### Excerpted passage
╔══

That's the worst of the drama. We've also had a little bit with M who isn't sure she is ready to be baptized this coming weekend as planned, but that's good drama in so far as it helps her to better prepare. Also, K, one of Hermana B's converts, texted us yesterday and said she was going through something she wanted to explain in person, and we were afraid it might be more drama. It turned out that she hadn't been feeling the same spiritual drive the last few weeks (which we've been able to see) since she was baptized, and was really worried about it. She thought maybe she needed a Priesthood blessing (which we told her was a great idea) and we just counseled with her a little bit about how to deal with the spiritual slump. I will take that kind of drama! If our investigators and converts aren't feeling it and are worried about it, that's great!! The problem is, when they're not feeling it and they don't care. K will get through it because she is faithful and her desires are in the right place, which is the recipe for blessings.

╚══

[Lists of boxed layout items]
╔══

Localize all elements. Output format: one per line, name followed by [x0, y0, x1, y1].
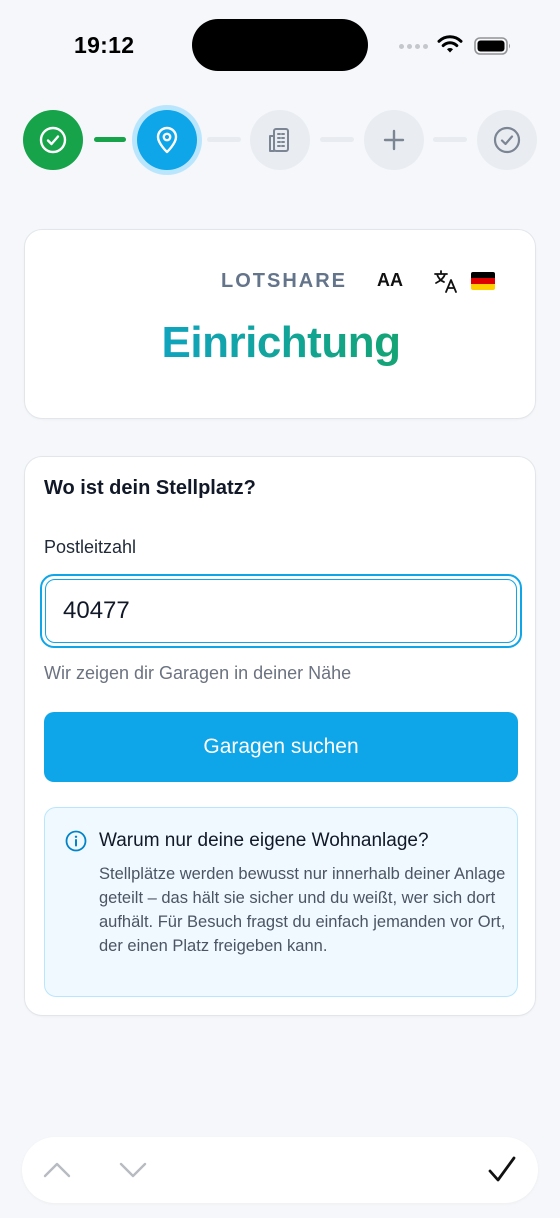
status-time: 19:12 — [74, 32, 135, 58]
battery-icon — [474, 37, 510, 55]
page-title: Einrichtung — [25, 318, 537, 368]
stepper-connector — [94, 137, 126, 142]
signal-icon — [399, 44, 429, 52]
info-box: Warum nur deine eigene Wohnanlage? Stell… — [44, 807, 518, 997]
check-circle-icon — [39, 126, 67, 154]
postal-code-label: Postleitzahl — [44, 537, 137, 557]
font-size-label: AA — [377, 270, 403, 290]
stepper-connector — [320, 137, 354, 142]
checkmark-icon[interactable] — [486, 1154, 518, 1186]
header-card: LOTSHARE AA Einrichtung — [24, 229, 536, 419]
location-form-card: Wo ist dein Stellplatz? Postleitzahl Wir… — [24, 456, 536, 1016]
info-title: Warum nur deine eigene Wohnanlage? — [99, 830, 429, 851]
postal-code-field — [40, 574, 522, 648]
stepper-connector — [207, 137, 241, 142]
wifi-icon — [437, 35, 463, 53]
form-question: Wo ist dein Stellplatz? — [44, 477, 256, 499]
building-icon — [269, 128, 289, 152]
setup-stepper — [0, 108, 560, 172]
plus-icon — [383, 129, 405, 151]
postal-code-input[interactable] — [45, 579, 517, 643]
stepper-connector — [433, 137, 467, 142]
info-body: Stellplätze werden bewusst nur innerhalb… — [99, 865, 506, 955]
status-bar: 19:12 — [0, 0, 560, 92]
keyboard-toolbar — [22, 1137, 538, 1203]
step-finish[interactable] — [477, 110, 537, 170]
translate-icon[interactable] — [433, 268, 459, 294]
dynamic-island — [192, 19, 368, 71]
brand-name: LOTSHARE — [221, 270, 347, 292]
step-location-active[interactable] — [137, 110, 197, 170]
font-size-button[interactable]: AA — [377, 270, 403, 291]
step-building[interactable] — [250, 110, 310, 170]
german-flag-icon[interactable] — [471, 272, 495, 290]
chevron-down-icon[interactable] — [118, 1158, 148, 1182]
info-icon — [65, 830, 87, 852]
map-pin-icon — [156, 126, 178, 154]
search-garages-button[interactable]: Garagen suchen — [44, 712, 518, 782]
check-circle-icon — [493, 126, 521, 154]
step-done[interactable] — [23, 110, 83, 170]
chevron-up-icon[interactable] — [42, 1158, 72, 1182]
step-add[interactable] — [364, 110, 424, 170]
postal-code-hint: Wir zeigen dir Garagen in deiner Nähe — [44, 663, 352, 683]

╚══

### Directions for this task
Continue the passage about the converts' spiritual struggles from its last sentence. These rows were taken from a separate source.

### Exercise result
Despite the drama, we've also seen a lot of blessings this week. On Saturday, we were able to teach seven lessons, which was one for almost every single hour of our day. It was exhausting, but that's the kind of exhaustion we want as missionaries. A, an investigator we hadn't been able to contact all week, finally pulled through and we were able to teach him Saturday night and commit him to come to church. He came and attended Gospel Principles (which Hna. B and I taught on the fly in Spanish . . . I loved it!!) where he was an absolute pillar in our discussion. We need him as part of our branch because his testimony is already amazing, and he understands things much better than many of our members. B and J  also took a leadership role in our discussion which was really rewarding to witness. Earlier this week, we had been discussing their family and what they needed to progress. We decided that B needs a real calling. She and J are "door greeters" which is more condescending than helpful, but it's more of a calling than just about anyone else in the 3rd branch has (something else I would love to make headway on is preparing all of the 3rd branch to actively hold callings). We brainstormed for a while, but couldn't think of any good solutions, so we moved on to calling our dinner appointment for the next day, Sister D, who is the YW President for the combined 1st and 3rd branch young women. While we were talking, she said something about, "man, I really need a laurels adviser." Ding, ding, ding!!! The words were out of her mouth and we pounced on them, explaining about B and what her needs were and matching them up to the needs of the young women. Sister D told us she already felt great about it, so hopefully, B will be getting a calling. Yay!!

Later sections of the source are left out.